*Exercise objective*. In the records below, work out how many lines hold the word "this". Report the number alone.

(Stored data)
━━━━━━━━━━━━━━━━━━━━━━━━━━━━━━
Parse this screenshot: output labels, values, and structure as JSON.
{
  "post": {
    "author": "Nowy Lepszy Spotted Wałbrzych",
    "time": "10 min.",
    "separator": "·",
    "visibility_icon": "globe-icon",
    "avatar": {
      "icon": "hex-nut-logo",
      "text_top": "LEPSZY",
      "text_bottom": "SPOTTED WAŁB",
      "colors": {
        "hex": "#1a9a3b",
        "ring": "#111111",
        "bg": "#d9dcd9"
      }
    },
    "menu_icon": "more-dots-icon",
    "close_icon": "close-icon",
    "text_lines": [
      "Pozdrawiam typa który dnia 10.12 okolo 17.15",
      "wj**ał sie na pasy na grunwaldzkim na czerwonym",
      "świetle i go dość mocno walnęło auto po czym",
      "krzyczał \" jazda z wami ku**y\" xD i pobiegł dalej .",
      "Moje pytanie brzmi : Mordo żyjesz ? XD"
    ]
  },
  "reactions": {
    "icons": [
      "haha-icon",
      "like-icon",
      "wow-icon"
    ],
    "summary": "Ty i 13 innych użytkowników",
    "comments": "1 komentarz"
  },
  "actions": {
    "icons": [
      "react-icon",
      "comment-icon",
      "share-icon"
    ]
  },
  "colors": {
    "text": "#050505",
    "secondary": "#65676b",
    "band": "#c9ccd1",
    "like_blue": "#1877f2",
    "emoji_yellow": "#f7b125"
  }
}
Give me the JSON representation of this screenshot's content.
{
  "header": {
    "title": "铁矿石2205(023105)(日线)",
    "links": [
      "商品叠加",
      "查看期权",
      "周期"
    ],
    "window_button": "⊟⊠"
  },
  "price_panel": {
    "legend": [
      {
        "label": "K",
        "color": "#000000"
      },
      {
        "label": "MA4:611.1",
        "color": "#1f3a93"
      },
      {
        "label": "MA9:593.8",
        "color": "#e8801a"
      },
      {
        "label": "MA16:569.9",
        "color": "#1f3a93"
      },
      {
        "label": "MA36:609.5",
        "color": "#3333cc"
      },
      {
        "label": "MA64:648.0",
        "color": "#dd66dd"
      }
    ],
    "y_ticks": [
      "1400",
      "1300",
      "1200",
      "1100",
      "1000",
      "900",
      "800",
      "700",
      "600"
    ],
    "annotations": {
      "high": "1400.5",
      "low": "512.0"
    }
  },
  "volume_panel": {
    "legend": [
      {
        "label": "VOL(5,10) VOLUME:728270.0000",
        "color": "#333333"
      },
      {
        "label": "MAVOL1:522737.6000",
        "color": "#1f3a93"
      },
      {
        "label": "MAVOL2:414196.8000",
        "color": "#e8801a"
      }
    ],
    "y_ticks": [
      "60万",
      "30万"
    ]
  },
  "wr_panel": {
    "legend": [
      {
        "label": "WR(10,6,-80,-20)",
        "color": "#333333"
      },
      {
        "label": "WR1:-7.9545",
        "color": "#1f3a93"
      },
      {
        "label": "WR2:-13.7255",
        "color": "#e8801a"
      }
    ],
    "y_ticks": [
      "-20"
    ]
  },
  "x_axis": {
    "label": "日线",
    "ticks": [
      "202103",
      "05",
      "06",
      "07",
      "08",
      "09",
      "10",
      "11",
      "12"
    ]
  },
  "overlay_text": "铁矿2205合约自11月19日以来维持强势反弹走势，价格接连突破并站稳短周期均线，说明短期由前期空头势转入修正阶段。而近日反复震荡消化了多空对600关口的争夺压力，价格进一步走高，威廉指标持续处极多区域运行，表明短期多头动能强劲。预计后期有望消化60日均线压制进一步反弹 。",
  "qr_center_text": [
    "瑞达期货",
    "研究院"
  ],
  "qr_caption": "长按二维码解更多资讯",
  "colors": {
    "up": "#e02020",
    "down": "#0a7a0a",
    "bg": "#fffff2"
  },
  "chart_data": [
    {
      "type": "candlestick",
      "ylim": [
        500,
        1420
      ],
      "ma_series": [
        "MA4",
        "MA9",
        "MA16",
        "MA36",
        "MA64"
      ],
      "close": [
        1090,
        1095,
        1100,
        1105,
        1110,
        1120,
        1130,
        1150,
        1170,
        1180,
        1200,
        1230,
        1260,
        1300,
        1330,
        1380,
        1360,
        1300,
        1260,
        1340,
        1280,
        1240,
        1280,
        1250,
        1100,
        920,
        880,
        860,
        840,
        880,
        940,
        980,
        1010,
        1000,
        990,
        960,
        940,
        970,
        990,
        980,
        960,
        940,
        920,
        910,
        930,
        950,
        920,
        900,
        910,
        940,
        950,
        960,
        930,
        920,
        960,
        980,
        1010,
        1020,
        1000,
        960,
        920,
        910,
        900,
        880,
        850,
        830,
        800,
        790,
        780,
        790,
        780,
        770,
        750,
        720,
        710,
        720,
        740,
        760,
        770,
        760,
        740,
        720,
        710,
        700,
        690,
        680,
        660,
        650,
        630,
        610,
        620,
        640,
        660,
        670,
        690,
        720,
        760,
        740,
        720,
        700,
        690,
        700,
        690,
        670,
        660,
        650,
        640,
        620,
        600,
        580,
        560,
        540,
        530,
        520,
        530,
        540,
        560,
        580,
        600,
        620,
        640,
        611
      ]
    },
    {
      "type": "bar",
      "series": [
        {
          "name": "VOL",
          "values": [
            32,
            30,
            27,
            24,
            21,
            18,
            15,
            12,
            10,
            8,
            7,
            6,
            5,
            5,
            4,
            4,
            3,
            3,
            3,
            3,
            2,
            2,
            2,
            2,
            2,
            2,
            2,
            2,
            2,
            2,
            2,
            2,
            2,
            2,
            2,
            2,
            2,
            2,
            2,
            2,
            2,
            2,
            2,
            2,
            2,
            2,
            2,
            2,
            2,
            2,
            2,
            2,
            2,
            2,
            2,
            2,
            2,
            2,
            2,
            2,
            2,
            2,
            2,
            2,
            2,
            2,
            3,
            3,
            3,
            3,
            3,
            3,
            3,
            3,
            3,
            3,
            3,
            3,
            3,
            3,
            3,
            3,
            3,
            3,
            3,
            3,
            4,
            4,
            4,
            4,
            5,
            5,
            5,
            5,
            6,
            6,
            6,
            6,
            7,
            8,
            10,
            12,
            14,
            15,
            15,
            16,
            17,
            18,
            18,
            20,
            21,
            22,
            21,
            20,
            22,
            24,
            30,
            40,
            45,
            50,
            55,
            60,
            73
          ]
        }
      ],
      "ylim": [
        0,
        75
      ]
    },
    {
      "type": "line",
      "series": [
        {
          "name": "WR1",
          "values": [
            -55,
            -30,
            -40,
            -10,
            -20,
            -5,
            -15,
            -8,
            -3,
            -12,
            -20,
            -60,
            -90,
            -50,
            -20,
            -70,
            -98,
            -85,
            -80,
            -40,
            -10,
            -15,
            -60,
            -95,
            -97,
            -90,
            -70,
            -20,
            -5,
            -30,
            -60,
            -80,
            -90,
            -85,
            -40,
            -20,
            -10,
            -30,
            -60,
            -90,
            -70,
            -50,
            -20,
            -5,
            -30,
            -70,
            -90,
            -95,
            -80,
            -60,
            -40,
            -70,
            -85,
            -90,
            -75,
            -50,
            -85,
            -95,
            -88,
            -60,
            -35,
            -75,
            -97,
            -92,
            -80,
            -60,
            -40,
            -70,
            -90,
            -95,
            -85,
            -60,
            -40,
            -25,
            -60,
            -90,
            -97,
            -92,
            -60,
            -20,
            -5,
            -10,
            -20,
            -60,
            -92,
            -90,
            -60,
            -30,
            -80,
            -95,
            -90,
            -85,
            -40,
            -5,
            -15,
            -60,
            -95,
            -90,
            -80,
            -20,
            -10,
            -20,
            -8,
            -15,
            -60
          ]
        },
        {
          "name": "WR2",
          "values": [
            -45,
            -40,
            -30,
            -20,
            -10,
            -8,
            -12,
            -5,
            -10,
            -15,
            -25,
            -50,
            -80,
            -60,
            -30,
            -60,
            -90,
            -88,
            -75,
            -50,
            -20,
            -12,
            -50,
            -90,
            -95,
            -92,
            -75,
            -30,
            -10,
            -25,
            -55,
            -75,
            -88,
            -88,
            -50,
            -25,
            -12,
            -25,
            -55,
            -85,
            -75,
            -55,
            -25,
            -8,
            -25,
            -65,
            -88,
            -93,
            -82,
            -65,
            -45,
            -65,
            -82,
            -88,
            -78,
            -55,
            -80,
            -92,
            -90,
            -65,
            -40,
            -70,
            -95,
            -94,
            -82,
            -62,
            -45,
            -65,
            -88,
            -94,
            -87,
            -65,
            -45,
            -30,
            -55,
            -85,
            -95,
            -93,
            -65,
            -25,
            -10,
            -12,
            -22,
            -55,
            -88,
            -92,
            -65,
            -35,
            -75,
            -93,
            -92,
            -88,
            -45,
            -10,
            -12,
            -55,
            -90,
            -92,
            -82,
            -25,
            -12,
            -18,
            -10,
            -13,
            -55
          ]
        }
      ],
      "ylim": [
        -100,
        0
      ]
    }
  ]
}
━━━━━━━━━━━━━━━━━━━━━━━━━━━━━━
*Task result*. 2